N’était la tendance programmée au rangement qui sévit chez la plupart d’entre nous, l’idée que fatras et désordre puissent être d’une quelconque utilité ne choquerait pas notre intuition. Mais les gens ignorent ou veulent ignorer combien il en coûte d’être ordonné, ne prennent pas en compte l’échec, toujours possible, dans le combat sans merci qu’ils livrent contre la désorganisation, et doutent, d’une fac ̧on générale, que le désordre vaille éventuellement mieux que la méthode. Le rangement, la classification sont devenus, pour la majorité d’entre nous, une fin en soi. Lorsque les gens sont angoissés par le désordre de leur maison ou de leur bureau, par la tenue approximative de leur agenda, le manque de rangement ou de rigueur y est rarement pour quelque chose : en réalité, ils sont persuadés a priori de pouvoir faire mieux et, n’y parvenant pas, se sentent fautifs.
Nos tentatives pour améliorer nos vies, nos affaires ou la société dans laquelle nous vivons passent presque toujours par une augmentation ou un changement d’organisation. La désorganisation (au sens strict – il ne s’agit pas de s’émanciper du centre ou de la hiérarchie) vient rarement à l’esprit. Il est donc temps de considérer sans préjugés le désordre consubstantiel à nos vies et à nos institutions et de nous demander s’il ne mériterait pas d’être célébré plutôt que décrié. Car il comporte certains avantages indéniables : mise à part la question du coût que nous venons d’évoquer, le désordre possède des vertus constitutives (la souplesse, entre autres), il est propice à la créativité (en sciences comme en art), n’est pas incompatible avec certaines formes de pouvoir (par exemple, on ne peut remplacer un collaborateur qui aurait le secret de son propre désordre), et, last but not least, il confine à la beauté (il suffit de poser les yeux sur une toile de Jackson Pollock ou sur une œuvre de Frank Gehry pour s’en persuader). N’allez pas croire que ce livre soit une ode à la négligence. Sa thèse centrale affirme que le point idéal, le moment propice, se situe quelque part entre le désordre et l’ordre absolu. Si vous consacrez tout votre temps à vous organiser, vous n’en aurez plus pour travailler ; si vous refusez à l’organisation la moindre attention, ce sont les opportunités mêmes de travail qui viendront à manquer.

Données à analyser:
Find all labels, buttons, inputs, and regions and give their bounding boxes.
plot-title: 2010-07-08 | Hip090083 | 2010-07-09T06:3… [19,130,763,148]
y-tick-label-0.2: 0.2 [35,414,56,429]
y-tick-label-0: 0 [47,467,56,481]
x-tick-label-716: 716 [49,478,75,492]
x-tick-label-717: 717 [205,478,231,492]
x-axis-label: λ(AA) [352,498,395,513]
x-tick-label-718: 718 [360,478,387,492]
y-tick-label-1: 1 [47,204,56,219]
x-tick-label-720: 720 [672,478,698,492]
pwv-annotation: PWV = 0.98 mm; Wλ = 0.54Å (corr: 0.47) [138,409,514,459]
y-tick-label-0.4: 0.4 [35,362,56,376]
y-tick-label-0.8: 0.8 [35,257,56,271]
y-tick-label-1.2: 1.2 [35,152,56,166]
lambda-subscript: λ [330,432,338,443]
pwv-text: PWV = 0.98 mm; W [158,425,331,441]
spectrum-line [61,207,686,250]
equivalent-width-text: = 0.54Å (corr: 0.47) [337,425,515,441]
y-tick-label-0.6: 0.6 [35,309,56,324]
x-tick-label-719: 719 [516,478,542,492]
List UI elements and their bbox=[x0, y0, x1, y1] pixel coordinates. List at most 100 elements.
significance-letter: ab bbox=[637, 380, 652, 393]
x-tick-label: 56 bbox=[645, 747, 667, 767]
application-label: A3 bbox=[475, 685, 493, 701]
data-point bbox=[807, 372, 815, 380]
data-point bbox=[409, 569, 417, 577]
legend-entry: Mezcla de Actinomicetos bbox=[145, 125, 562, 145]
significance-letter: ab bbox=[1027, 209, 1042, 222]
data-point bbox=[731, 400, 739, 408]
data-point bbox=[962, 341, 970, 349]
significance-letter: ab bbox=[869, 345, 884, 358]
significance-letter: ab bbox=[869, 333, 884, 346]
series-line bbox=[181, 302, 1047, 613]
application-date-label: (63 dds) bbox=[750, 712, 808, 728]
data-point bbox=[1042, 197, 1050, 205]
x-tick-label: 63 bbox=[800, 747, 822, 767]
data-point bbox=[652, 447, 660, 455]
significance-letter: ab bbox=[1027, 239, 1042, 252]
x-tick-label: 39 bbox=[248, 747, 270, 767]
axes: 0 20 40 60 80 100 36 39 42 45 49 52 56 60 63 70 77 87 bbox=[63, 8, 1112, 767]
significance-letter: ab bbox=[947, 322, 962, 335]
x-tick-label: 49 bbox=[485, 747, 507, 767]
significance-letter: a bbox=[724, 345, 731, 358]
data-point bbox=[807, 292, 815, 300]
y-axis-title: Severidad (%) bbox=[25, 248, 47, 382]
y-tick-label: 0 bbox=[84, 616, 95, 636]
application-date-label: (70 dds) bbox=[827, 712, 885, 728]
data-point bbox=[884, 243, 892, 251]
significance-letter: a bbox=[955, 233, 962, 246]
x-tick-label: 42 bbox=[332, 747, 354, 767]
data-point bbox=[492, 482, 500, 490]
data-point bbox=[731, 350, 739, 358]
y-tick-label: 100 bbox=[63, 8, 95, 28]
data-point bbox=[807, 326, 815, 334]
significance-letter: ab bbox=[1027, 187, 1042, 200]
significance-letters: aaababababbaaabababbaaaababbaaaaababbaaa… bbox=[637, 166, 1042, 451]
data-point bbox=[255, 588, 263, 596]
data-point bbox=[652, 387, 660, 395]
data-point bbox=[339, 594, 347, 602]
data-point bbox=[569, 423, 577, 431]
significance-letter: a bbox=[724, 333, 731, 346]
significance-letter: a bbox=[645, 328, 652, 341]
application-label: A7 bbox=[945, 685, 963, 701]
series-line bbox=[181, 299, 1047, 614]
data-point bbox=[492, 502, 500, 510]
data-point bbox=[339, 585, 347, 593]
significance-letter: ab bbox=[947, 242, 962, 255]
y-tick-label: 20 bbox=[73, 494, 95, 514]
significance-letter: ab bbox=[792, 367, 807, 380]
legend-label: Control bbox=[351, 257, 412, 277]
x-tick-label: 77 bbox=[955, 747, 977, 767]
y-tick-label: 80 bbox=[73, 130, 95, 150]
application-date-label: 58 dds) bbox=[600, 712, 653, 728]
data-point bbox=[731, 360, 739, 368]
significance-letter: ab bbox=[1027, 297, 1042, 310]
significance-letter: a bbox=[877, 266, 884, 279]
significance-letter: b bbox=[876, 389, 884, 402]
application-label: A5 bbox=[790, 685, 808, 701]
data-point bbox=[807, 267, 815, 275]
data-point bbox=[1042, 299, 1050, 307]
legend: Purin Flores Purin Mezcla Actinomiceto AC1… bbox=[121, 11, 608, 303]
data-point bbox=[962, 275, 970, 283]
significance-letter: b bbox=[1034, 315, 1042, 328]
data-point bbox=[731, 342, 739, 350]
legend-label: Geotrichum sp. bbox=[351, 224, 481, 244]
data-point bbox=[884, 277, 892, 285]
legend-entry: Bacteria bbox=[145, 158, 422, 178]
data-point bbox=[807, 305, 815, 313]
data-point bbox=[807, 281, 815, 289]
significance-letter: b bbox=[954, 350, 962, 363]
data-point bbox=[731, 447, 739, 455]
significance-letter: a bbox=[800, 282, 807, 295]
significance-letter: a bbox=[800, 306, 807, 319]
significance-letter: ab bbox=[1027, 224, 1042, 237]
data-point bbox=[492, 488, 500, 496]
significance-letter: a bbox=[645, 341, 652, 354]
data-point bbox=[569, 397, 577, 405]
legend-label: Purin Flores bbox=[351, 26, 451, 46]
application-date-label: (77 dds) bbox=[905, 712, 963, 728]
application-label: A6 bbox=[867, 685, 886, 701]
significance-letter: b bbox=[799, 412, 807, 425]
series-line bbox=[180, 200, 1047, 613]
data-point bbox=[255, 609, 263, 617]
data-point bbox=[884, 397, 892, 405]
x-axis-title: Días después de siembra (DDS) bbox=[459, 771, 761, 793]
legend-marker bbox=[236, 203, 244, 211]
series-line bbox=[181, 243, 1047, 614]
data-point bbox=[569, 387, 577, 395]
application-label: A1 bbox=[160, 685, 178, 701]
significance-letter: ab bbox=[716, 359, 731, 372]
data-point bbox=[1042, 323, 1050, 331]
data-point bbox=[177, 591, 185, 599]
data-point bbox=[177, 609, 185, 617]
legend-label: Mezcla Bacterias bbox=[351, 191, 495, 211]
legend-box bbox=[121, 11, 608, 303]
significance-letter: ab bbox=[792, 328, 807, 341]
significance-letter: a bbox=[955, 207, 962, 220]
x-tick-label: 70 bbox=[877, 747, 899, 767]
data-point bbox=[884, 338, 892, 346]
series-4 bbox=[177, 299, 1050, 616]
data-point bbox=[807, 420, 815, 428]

Travail à faire:
Reprenez l'extrait sur le désordre à partir de sa dernière phrase et poursuivez-le. Les lignes n'ont aucun lien avec l'extrait sur le désordre.

Réponse:
Les pages qui suivent vous proposent d’embarquer pour un voyage sur la face cachée, et surtout sous-évaluée, mésestimée, de ce monde de pagaille et de désordre. Nous y ferons quelques escales : une maison où règne le plus invraisemblable capharnau ̈m, une maternelle où le bris de jouets est inclus dans le programme, la vie parfaitement désorganisée d’Arnold Schwarzenegger, un hôpital où les visiteurs se livrent à des pizzas parties, une symphonie de Beethoven jouée avec des instruments désaccordés, une paillasse de laboratoire mal tenue qui conduit au prix Nobel, un restaurant où les plats sont servis dans le désordre, et même une ville des états-Unis dont le plan biscornu en fait une sorte de sœur jumelle du Paris historique. Le but de ce voyage n’est évidemment pas de rechercher l’exhaustivité en matière de bric-à-brac, de pétaudières et autres fatras, dont chaque exemple mériterait à lui seul un volume, mais, plus humblement, d’explorer et d’éclairer quelques vérités importantes, trop souvent oubliées, sur cette question du désordre.
Notre périple prendra parfois un tour inattendu, nous l’espérons du moins. Alors, profitez-en.